- **TASK TO CARRY OUT**:
Lines that hold the string "like" are to be counted; give only their number.

- **GIVEN RECORDS**:
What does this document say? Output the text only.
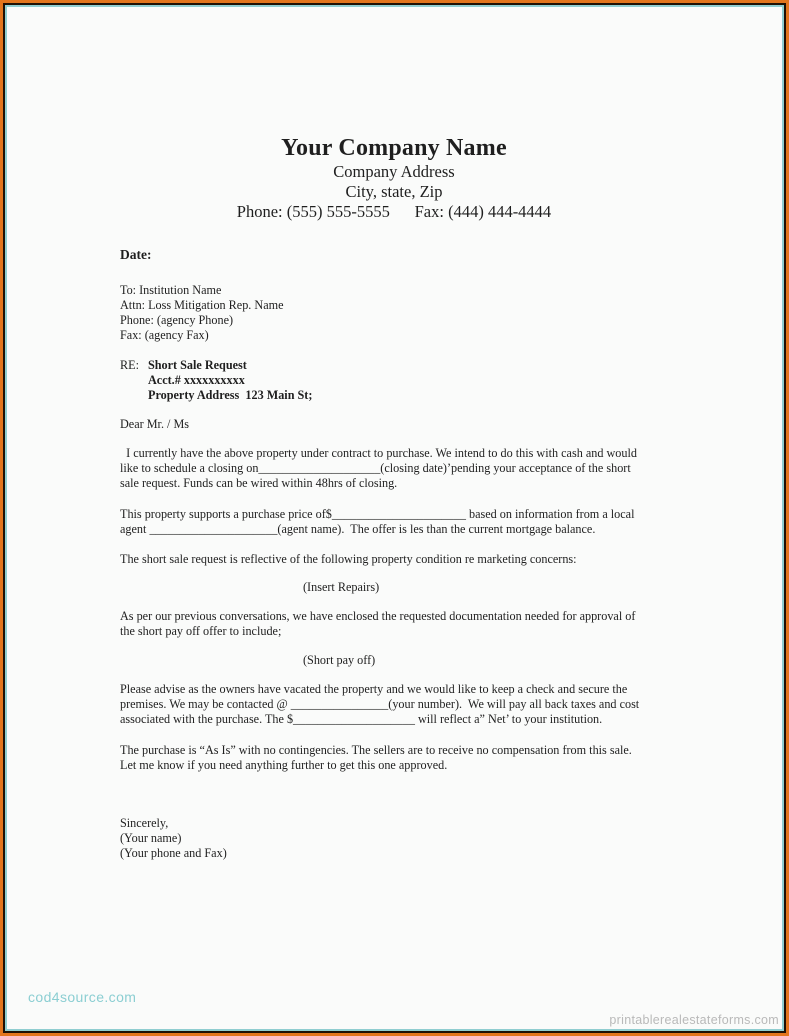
Your Company Name
Company Address
City, state, Zip
Phone: (555) 555-5555      Fax: (444) 444-4444
Date:
To: Institution Name
Attn: Loss Mitigation Rep. Name
Phone: (agency Phone)
Fax: (agency Fax)
RE: Short Sale Request
Acct.# xxxxxxxxxx
Property Address  123 Main St;
Dear Mr. / Ms
I currently have the above property under contract to purchase. We intend to do this with cash and would
like to schedule a closing on____________________(closing date)’pending your acceptance of the short
sale request. Funds can be wired within 48hrs of closing.
This property supports a purchase price of$______________________ based on information from a local
agent _____________________(agent name).  The offer is les than the current mortgage balance.
The short sale request is reflective of the following property condition re marketing concerns:
(Insert Repairs)
As per our previous conversations, we have enclosed the requested documentation needed for approval of
the short pay off offer to include;
(Short pay off)
Please advise as the owners have vacated the property and we would like to keep a check and secure the
premises. We may be contacted @ ________________(your number).  We will pay all back taxes and cost
associated with the purchase. The $____________________ will reflect a” Net’ to your institution.
The purchase is “As Is” with no contingencies. The sellers are to receive no compensation from this sale.
Let me know if you need anything further to get this one approved.
Sincerely,
(Your name)
(Your phone and Fax)
cod4source.com
printablerealestateforms.com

- **RESPONSE TO THIS EXERCISE**:
2